Extracted records:
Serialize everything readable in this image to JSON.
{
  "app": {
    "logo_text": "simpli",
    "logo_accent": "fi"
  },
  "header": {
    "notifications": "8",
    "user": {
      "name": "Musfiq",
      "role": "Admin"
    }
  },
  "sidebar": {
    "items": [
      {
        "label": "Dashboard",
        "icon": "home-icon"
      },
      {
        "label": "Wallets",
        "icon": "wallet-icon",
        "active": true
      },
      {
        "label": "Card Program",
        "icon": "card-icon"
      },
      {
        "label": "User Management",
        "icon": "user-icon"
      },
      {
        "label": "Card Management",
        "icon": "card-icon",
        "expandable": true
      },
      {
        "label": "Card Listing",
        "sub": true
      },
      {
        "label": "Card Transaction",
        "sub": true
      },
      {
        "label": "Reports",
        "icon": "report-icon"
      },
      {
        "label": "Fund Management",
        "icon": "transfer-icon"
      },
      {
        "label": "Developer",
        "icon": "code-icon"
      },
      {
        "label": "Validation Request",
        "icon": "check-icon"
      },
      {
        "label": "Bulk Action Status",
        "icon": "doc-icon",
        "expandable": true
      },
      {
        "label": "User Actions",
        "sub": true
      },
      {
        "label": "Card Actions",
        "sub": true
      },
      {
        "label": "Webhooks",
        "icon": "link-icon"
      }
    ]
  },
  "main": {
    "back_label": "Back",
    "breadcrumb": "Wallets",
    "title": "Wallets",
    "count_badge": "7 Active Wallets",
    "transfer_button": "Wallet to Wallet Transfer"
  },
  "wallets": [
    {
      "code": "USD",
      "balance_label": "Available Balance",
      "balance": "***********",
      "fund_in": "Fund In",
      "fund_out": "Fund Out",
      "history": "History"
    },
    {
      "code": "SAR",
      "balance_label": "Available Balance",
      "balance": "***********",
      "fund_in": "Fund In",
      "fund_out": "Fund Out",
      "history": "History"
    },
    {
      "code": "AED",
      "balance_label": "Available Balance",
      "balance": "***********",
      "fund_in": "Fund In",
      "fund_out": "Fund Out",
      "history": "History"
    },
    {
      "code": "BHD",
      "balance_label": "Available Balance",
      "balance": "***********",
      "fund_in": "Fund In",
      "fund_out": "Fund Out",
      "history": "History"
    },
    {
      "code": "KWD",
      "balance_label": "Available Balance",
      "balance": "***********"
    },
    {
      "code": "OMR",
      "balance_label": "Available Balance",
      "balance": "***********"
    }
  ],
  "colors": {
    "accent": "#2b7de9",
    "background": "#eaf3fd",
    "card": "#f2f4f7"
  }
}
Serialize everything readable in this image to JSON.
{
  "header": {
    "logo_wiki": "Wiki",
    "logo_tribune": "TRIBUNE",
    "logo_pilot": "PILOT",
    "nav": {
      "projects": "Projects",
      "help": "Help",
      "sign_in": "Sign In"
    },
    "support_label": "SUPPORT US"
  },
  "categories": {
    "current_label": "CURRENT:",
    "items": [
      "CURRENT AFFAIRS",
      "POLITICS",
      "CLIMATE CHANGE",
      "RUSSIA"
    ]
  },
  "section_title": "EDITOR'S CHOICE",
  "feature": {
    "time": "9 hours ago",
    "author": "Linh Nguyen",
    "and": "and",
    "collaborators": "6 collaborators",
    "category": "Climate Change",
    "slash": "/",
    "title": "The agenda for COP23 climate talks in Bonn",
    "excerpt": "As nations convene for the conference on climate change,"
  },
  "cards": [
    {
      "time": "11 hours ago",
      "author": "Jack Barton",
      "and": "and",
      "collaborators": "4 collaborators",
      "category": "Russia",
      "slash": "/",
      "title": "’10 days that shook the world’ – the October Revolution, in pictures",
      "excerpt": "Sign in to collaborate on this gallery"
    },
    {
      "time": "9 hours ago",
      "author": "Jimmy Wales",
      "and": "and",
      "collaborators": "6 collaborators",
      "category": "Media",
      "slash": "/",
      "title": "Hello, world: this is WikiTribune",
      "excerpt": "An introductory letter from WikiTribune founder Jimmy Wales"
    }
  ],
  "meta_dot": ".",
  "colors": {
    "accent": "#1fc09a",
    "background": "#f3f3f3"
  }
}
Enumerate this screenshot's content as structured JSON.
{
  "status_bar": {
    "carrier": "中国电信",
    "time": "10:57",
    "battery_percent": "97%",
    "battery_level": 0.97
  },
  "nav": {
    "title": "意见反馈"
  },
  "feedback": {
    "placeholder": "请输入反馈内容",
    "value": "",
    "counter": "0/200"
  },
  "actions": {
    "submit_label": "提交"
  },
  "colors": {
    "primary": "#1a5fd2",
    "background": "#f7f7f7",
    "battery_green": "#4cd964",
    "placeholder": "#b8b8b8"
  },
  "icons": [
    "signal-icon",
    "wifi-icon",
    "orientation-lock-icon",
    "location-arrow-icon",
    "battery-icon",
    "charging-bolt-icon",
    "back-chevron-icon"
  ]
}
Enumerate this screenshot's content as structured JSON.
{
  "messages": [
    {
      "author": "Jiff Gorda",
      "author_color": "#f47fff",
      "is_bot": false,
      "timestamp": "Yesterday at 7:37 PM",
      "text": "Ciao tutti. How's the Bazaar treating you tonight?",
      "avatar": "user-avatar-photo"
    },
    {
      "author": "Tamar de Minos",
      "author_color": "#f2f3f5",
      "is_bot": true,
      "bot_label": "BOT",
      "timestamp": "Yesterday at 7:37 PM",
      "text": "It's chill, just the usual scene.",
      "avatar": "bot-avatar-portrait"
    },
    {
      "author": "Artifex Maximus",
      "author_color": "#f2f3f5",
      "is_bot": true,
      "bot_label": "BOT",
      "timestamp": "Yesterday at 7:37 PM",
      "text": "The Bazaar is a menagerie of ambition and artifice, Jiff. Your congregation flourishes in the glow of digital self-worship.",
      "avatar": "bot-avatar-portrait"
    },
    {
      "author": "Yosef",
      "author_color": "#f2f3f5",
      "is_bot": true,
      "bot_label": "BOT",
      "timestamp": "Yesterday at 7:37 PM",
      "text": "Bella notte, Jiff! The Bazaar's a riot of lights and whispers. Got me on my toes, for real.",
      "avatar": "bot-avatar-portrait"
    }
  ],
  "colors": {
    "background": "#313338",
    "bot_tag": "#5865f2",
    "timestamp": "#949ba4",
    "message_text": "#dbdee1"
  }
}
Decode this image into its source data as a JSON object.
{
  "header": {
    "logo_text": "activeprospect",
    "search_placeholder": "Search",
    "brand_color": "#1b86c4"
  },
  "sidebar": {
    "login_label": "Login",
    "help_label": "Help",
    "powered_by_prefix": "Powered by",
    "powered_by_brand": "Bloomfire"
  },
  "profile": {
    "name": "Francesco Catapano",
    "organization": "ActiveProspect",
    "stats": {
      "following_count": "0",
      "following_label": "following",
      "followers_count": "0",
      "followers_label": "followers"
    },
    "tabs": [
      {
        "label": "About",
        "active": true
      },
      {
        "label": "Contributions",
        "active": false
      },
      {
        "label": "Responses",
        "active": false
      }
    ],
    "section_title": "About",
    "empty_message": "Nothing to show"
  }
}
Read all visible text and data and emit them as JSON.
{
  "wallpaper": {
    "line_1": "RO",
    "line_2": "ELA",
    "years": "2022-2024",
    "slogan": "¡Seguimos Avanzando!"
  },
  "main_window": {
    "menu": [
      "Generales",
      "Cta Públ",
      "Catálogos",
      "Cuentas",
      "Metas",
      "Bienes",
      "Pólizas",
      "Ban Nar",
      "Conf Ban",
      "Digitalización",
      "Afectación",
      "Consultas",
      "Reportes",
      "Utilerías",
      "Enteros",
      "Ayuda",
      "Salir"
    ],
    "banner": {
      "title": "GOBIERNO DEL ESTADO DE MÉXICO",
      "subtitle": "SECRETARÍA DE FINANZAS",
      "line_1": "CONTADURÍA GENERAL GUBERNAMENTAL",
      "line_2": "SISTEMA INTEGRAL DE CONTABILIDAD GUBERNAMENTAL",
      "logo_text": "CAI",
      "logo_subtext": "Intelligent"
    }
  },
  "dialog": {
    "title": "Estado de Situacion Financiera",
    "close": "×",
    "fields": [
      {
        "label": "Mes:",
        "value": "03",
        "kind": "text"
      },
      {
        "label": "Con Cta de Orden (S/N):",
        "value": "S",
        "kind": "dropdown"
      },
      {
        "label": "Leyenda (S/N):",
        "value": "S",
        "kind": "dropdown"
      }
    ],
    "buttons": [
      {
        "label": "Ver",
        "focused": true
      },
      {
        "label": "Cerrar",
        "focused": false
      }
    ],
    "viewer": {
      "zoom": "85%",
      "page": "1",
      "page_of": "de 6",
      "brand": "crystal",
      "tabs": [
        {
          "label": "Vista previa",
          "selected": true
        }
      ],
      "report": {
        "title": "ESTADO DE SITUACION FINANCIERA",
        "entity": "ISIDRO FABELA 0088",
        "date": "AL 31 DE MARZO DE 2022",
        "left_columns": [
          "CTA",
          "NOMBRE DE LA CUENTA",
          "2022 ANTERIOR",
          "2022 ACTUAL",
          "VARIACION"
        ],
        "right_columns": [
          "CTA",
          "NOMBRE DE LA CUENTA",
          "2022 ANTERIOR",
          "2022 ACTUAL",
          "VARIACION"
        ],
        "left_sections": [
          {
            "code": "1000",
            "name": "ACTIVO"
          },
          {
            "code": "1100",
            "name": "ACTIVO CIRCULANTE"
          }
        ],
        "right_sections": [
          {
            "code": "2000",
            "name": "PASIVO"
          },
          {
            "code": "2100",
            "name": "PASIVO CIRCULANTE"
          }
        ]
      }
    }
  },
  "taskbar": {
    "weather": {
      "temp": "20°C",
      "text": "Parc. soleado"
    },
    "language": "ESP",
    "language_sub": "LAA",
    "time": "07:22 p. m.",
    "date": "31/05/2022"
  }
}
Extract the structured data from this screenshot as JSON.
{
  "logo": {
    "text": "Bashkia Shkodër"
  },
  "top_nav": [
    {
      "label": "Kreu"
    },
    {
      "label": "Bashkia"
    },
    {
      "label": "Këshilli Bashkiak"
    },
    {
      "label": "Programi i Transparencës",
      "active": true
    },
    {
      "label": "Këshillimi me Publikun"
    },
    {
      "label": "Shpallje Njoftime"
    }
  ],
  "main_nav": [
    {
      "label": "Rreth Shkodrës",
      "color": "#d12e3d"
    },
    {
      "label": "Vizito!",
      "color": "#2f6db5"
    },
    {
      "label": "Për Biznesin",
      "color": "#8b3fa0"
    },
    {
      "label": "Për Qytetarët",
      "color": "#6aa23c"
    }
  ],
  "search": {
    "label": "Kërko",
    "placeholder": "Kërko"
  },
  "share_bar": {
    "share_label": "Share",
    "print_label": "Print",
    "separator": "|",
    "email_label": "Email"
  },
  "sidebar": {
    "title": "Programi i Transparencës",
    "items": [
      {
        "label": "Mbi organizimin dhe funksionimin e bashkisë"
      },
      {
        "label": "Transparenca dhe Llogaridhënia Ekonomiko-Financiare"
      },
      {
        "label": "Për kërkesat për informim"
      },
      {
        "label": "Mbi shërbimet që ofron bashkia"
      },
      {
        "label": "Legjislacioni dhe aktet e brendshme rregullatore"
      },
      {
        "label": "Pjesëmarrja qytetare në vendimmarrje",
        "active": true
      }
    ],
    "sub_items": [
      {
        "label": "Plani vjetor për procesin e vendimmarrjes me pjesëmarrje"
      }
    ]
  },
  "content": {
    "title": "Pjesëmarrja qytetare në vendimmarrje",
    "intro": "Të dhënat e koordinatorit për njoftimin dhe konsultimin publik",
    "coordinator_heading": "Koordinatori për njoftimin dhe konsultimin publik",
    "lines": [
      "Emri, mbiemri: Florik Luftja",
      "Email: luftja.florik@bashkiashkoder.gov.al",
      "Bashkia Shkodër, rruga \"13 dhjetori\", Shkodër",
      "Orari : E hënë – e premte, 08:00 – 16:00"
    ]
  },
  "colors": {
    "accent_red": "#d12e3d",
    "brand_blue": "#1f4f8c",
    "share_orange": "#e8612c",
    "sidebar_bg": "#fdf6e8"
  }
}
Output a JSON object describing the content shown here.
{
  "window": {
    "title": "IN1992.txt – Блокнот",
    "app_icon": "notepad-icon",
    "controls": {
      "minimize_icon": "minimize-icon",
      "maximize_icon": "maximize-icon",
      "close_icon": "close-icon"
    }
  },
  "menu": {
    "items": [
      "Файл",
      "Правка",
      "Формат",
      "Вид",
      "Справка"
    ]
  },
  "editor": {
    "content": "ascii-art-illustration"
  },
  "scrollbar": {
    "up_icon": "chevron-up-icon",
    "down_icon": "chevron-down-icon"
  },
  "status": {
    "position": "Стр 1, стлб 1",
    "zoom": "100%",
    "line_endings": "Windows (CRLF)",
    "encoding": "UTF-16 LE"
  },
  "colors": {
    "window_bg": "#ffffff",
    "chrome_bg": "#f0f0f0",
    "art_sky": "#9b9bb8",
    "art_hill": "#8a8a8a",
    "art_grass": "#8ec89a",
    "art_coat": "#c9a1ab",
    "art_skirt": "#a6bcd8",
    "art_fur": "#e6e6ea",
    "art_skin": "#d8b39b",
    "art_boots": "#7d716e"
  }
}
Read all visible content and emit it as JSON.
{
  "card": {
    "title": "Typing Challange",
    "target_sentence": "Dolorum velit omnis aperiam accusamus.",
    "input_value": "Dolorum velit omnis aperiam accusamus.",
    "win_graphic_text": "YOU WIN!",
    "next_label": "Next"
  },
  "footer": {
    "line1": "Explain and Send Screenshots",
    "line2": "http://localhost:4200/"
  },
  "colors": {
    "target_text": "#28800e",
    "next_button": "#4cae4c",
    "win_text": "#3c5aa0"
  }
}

[Given instruction]: Give only the number of lines above that hold the string "Pjesëmarrja".

[Written solution]: 2